• _BEREITGESTELLTER TEXT_:
<<<<
BMF, Schreiben vom 19.8.2021, III C 2 - S 7283/19/10001 :002 (DOK 2021/0904800), BStBl I 2021, 1087
Folgen aus dem BFH-Urteil vom 27. November 2019, V R 23/19 (V R 62/17)
Nach § 14 Abs. 2 Satz 2 UStG kann eine Rechnung auch durch den Leistungsempfänger ausgestellt werden, sofern dies vorher vereinbart worden ist (Gutschrift).
Mit dem Urteil vom 27. November 2019, V R 23/19 (V R 62/17), BStBl 2021 II S. 542, hat der BFH u. a. entschieden, dass eine Gutschrift, die nicht über eine Leistung eines Unternehmers ausgestellt ist, einer Rechnung nicht gleichsteht und keine Steuerschuld nach § 14c Abs. 2 UStG begründen kann (zweiter Leitsatz).
>>>>
• _AUFGABEN_:
a. Unter welcher Voraussetzung kann laut dem bereitgestellten Text eine Rechnung auch durch den Leistungsempfänger ausgestellt werden?
b. Übersetzen Sie aus dem bereitgestellten Text den Satz „Nach § 14 Abs. 2 Satz 2 UStG kann eine Rechnung auch durch den Leistungsempfänger ausgestellt werden, sofern dies vorher vereinbart worden ist (Gutschrift).“ ins Englische.
Das Material stammt aus einer anderen Quelle als der bereitgestellte Text.

• _GESPEICHERTE DATEN_:
<<<<
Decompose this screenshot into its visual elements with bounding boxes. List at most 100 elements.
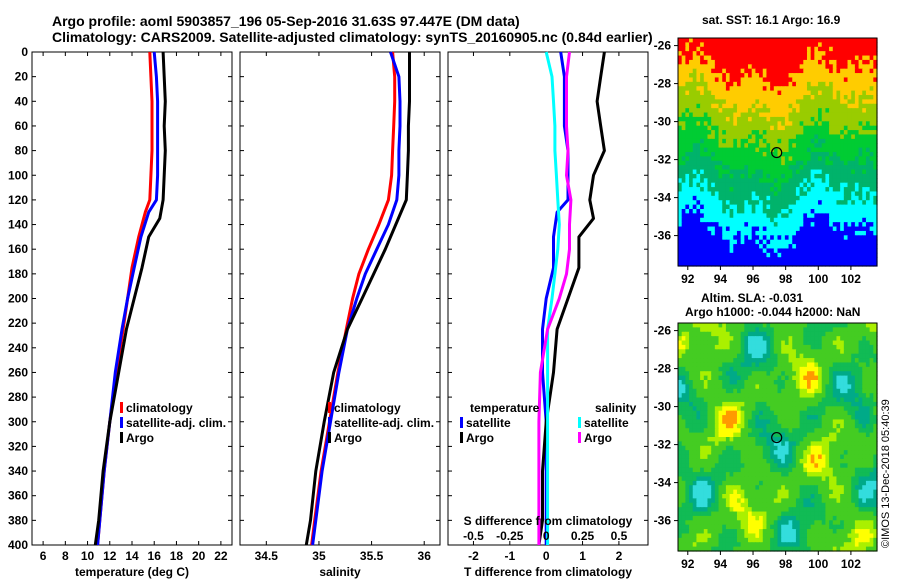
map-cell — [714, 116, 720, 122]
map-cell — [806, 454, 812, 460]
map-cell — [703, 437, 709, 442]
map-cell — [781, 248, 786, 254]
map-cell — [755, 152, 760, 157]
map-cell — [762, 467, 768, 473]
map-cell — [814, 388, 819, 394]
map-cell — [869, 86, 874, 92]
map-cell — [759, 51, 764, 57]
map-cell — [795, 410, 801, 416]
map-cell — [821, 463, 827, 469]
map-cell — [862, 134, 867, 140]
map-cell — [806, 244, 812, 250]
map-cell — [821, 187, 827, 193]
map-cell — [854, 472, 860, 478]
map-cell — [689, 226, 694, 232]
map-cell — [854, 327, 860, 333]
map-cell — [748, 200, 753, 206]
map-cell — [873, 419, 878, 425]
map-cell — [843, 222, 849, 228]
map-cell — [707, 450, 712, 456]
map-cell — [777, 458, 782, 464]
map-cell — [692, 432, 698, 438]
map-cell — [825, 450, 830, 456]
map-cell — [759, 454, 764, 460]
map-cell — [711, 401, 716, 407]
map-cell — [869, 235, 874, 241]
map-cell — [751, 235, 756, 241]
map-cell — [748, 152, 753, 157]
map-cell — [770, 213, 775, 219]
map-cell — [685, 261, 690, 267]
map-cell — [696, 252, 701, 258]
map-cell — [689, 130, 694, 136]
map-cell — [854, 393, 860, 399]
map-cell — [718, 415, 723, 421]
map-cell — [696, 178, 701, 184]
map-cell — [678, 384, 683, 390]
map-cell — [755, 358, 760, 364]
map-cell — [829, 397, 834, 403]
map-cell — [707, 121, 712, 127]
map-cell — [678, 55, 683, 61]
map-cell — [840, 472, 845, 478]
map-cell — [806, 95, 812, 100]
map-cell — [836, 323, 841, 328]
legend-swatch — [460, 432, 463, 443]
map-cell — [810, 143, 815, 149]
map-cell — [748, 182, 753, 188]
map-cell — [865, 99, 871, 105]
map-cell — [755, 38, 760, 43]
map-cell — [685, 437, 690, 442]
map-cell — [703, 55, 709, 61]
map-cell — [703, 130, 709, 136]
map-cell — [692, 428, 698, 434]
map-cell — [806, 81, 812, 87]
map-cell — [773, 327, 779, 333]
map-cell — [692, 187, 698, 193]
map-cell — [773, 178, 779, 184]
map-cell — [784, 51, 790, 57]
map-cell — [755, 55, 760, 61]
map-cell — [722, 353, 727, 359]
map-cell — [707, 42, 712, 48]
map-cell — [818, 230, 823, 236]
map-cell — [773, 472, 779, 478]
map-cell — [851, 55, 856, 61]
map-cell — [714, 46, 720, 52]
map-cell — [803, 116, 808, 122]
map-cell — [799, 393, 804, 399]
map-cell — [803, 257, 808, 263]
map-cell — [722, 204, 727, 210]
map-cell — [689, 187, 694, 193]
map-cell — [725, 226, 731, 232]
map-cell — [810, 349, 815, 355]
map-cell — [851, 121, 856, 127]
map-cell — [865, 178, 871, 184]
map-cell — [729, 195, 734, 201]
map-cell — [781, 393, 786, 399]
map-cell — [832, 406, 838, 412]
map-cell — [858, 138, 863, 144]
map-cell — [696, 213, 701, 219]
map-cell — [744, 252, 749, 258]
map-cell — [711, 419, 716, 425]
map-cell — [740, 38, 745, 43]
map-cell — [803, 336, 808, 342]
map-cell — [836, 230, 841, 236]
map-cell — [685, 419, 690, 425]
map-cell — [718, 323, 723, 328]
map-cell — [751, 59, 756, 65]
map-cell — [858, 191, 863, 197]
map-cell — [692, 200, 698, 206]
map-cell — [851, 38, 856, 43]
map-cell — [751, 173, 756, 179]
map-cell — [873, 252, 878, 258]
map-cell — [840, 152, 845, 157]
map-cell — [795, 125, 801, 131]
map-cell — [825, 261, 830, 267]
map-cell — [740, 450, 745, 456]
map-cell — [784, 191, 790, 197]
map-cell — [818, 327, 823, 333]
map-cell — [762, 230, 768, 236]
map-cell — [725, 415, 731, 421]
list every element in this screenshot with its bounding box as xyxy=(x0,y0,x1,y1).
>>>>
• _LÖSUNGEN ZUR ÜBUNG_:
a. Wenn dies vorher vereinbart worden ist.

b. Under Section 14(2), sentence 2 of the UStG, an invoice may also be issued by the recipient of the service, provided this has been agreed in advance (credit note).